WHAT YOU SHOULD DO: Copy the records below exactly as they appear.

++++++

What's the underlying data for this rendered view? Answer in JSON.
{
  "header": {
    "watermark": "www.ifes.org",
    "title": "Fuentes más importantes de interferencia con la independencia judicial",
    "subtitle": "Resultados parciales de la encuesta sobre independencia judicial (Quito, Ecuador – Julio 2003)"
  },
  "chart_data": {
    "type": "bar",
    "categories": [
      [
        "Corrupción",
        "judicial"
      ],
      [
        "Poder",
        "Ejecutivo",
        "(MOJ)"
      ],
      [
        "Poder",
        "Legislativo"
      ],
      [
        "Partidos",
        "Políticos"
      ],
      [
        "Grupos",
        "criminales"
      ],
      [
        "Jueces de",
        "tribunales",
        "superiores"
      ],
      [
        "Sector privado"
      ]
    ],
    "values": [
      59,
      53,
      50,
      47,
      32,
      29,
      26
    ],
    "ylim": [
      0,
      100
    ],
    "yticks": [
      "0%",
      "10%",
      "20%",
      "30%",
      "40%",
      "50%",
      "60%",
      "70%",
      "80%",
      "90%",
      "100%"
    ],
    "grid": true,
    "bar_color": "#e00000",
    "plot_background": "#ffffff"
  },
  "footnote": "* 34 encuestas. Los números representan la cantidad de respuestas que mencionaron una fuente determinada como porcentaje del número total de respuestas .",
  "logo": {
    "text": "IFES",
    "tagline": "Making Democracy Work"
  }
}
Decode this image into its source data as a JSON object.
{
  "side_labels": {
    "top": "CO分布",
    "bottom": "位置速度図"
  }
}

++++++

EXERCISE OUTPUT:
What's the underlying data for this rendered view? Answer in JSON.
{
  "header": {
    "watermark": "www.ifes.org",
    "title": "Fuentes más importantes de interferencia con la independencia judicial",
    "subtitle": "Resultados parciales de la encuesta sobre independencia judicial (Quito, Ecuador – Julio 2003)"
  },
  "chart_data": {
    "type": "bar",
    "categories": [
      [
        "Corrupción",
        "judicial"
      ],
      [
        "Poder",
        "Ejecutivo",
        "(MOJ)"
      ],
      [
        "Poder",
        "Legislativo"
      ],
      [
        "Partidos",
        "Políticos"
      ],
      [
        "Grupos",
        "criminales"
      ],
      [
        "Jueces de",
        "tribunales",
        "superiores"
      ],
      [
        "Sector privado"
      ]
    ],
    "values": [
      59,
      53,
      50,
      47,
      32,
      29,
      26
    ],
    "ylim": [
      0,
      100
    ],
    "yticks": [
      "0%",
      "10%",
      "20%",
      "30%",
      "40%",
      "50%",
      "60%",
      "70%",
      "80%",
      "90%",
      "100%"
    ],
    "grid": true,
    "bar_color": "#e00000",
    "plot_background": "#ffffff"
  },
  "footnote": "* 34 encuestas. Los números representan la cantidad de respuestas que mencionaron una fuente determinada como porcentaje del número total de respuestas .",
  "logo": {
    "text": "IFES",
    "tagline": "Making Democracy Work"
  }
}
Decode this image into its source data as a JSON object.
{
  "side_labels": {
    "top": "CO分布",
    "bottom": "位置速度図"
  }
}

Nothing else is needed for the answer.